Output all of the data below exactly as given.

━━ Records to process

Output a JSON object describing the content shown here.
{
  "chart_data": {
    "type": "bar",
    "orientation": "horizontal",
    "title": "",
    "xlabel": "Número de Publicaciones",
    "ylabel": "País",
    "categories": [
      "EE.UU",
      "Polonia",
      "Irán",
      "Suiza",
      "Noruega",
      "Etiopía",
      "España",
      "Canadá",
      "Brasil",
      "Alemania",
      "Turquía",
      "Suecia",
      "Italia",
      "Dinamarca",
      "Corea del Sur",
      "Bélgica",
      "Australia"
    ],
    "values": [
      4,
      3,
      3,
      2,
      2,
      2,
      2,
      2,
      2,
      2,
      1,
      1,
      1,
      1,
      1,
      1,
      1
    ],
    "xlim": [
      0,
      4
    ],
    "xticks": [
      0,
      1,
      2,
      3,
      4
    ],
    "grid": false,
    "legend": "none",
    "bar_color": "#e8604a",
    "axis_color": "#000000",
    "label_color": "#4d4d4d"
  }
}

━━━━

Final result ::
Output a JSON object describing the content shown here.
{
  "chart_data": {
    "type": "bar",
    "orientation": "horizontal",
    "title": "",
    "xlabel": "Número de Publicaciones",
    "ylabel": "País",
    "categories": [
      "EE.UU",
      "Polonia",
      "Irán",
      "Suiza",
      "Noruega",
      "Etiopía",
      "España",
      "Canadá",
      "Brasil",
      "Alemania",
      "Turquía",
      "Suecia",
      "Italia",
      "Dinamarca",
      "Corea del Sur",
      "Bélgica",
      "Australia"
    ],
    "values": [
      4,
      3,
      3,
      2,
      2,
      2,
      2,
      2,
      2,
      2,
      1,
      1,
      1,
      1,
      1,
      1,
      1
    ],
    "xlim": [
      0,
      4
    ],
    "xticks": [
      0,
      1,
      2,
      3,
      4
    ],
    "grid": false,
    "legend": "none",
    "bar_color": "#e8604a",
    "axis_color": "#000000",
    "label_color": "#4d4d4d"
  }
}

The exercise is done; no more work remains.